__Required work__: Every record below should be printed exactly as given.

__Records to use__:

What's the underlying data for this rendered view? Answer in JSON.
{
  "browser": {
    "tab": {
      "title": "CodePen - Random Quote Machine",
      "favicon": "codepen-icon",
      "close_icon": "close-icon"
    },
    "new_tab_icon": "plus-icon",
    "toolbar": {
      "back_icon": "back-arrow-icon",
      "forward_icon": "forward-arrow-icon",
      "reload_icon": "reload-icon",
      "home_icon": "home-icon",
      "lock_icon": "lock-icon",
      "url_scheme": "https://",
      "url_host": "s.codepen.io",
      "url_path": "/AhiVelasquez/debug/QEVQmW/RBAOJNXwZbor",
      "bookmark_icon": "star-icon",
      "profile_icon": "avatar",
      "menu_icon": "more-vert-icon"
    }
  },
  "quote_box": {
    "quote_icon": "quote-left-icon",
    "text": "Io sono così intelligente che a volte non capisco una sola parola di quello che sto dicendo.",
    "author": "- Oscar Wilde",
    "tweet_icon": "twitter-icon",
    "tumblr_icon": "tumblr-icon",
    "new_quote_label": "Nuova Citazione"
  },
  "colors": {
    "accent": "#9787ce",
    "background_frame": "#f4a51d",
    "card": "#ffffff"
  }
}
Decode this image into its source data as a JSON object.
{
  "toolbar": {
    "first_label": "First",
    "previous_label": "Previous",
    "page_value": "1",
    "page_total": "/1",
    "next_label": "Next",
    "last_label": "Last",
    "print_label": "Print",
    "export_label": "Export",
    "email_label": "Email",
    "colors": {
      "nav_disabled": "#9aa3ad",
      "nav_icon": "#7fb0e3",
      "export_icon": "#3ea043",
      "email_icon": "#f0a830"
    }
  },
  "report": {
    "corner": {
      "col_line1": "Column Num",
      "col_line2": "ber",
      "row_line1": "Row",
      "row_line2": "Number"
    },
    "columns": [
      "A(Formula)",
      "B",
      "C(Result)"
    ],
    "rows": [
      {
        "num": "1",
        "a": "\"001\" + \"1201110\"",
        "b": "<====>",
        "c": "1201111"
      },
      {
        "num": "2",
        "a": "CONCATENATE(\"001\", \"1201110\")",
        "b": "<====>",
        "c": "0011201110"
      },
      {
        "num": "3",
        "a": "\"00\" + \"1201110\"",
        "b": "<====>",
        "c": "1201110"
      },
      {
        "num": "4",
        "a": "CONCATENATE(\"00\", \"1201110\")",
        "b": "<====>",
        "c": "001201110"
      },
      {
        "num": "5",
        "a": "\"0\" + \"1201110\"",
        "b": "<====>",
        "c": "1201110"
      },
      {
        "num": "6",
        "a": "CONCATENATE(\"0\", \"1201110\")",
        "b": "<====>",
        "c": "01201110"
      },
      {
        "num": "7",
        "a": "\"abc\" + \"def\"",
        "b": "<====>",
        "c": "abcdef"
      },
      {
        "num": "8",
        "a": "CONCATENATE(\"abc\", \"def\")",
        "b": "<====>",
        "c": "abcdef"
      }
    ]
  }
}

__Written answer__:
What's the underlying data for this rendered view? Answer in JSON.
{
  "browser": {
    "tab": {
      "title": "CodePen - Random Quote Machine",
      "favicon": "codepen-icon",
      "close_icon": "close-icon"
    },
    "new_tab_icon": "plus-icon",
    "toolbar": {
      "back_icon": "back-arrow-icon",
      "forward_icon": "forward-arrow-icon",
      "reload_icon": "reload-icon",
      "home_icon": "home-icon",
      "lock_icon": "lock-icon",
      "url_scheme": "https://",
      "url_host": "s.codepen.io",
      "url_path": "/AhiVelasquez/debug/QEVQmW/RBAOJNXwZbor",
      "bookmark_icon": "star-icon",
      "profile_icon": "avatar",
      "menu_icon": "more-vert-icon"
    }
  },
  "quote_box": {
    "quote_icon": "quote-left-icon",
    "text": "Io sono così intelligente che a volte non capisco una sola parola di quello che sto dicendo.",
    "author": "- Oscar Wilde",
    "tweet_icon": "twitter-icon",
    "tumblr_icon": "tumblr-icon",
    "new_quote_label": "Nuova Citazione"
  },
  "colors": {
    "accent": "#9787ce",
    "background_frame": "#f4a51d",
    "card": "#ffffff"
  }
}
Decode this image into its source data as a JSON object.
{
  "toolbar": {
    "first_label": "First",
    "previous_label": "Previous",
    "page_value": "1",
    "page_total": "/1",
    "next_label": "Next",
    "last_label": "Last",
    "print_label": "Print",
    "export_label": "Export",
    "email_label": "Email",
    "colors": {
      "nav_disabled": "#9aa3ad",
      "nav_icon": "#7fb0e3",
      "export_icon": "#3ea043",
      "email_icon": "#f0a830"
    }
  },
  "report": {
    "corner": {
      "col_line1": "Column Num",
      "col_line2": "ber",
      "row_line1": "Row",
      "row_line2": "Number"
    },
    "columns": [
      "A(Formula)",
      "B",
      "C(Result)"
    ],
    "rows": [
      {
        "num": "1",
        "a": "\"001\" + \"1201110\"",
        "b": "<====>",
        "c": "1201111"
      },
      {
        "num": "2",
        "a": "CONCATENATE(\"001\", \"1201110\")",
        "b": "<====>",
        "c": "0011201110"
      },
      {
        "num": "3",
        "a": "\"00\" + \"1201110\"",
        "b": "<====>",
        "c": "1201110"
      },
      {
        "num": "4",
        "a": "CONCATENATE(\"00\", \"1201110\")",
        "b": "<====>",
        "c": "001201110"
      },
      {
        "num": "5",
        "a": "\"0\" + \"1201110\"",
        "b": "<====>",
        "c": "1201110"
      },
      {
        "num": "6",
        "a": "CONCATENATE(\"0\", \"1201110\")",
        "b": "<====>",
        "c": "01201110"
      },
      {
        "num": "7",
        "a": "\"abc\" + \"def\"",
        "b": "<====>",
        "c": "abcdef"
      },
      {
        "num": "8",
        "a": "CONCATENATE(\"abc\", \"def\")",
        "b": "<====>",
        "c": "abcdef"
      }
    ]
  }
}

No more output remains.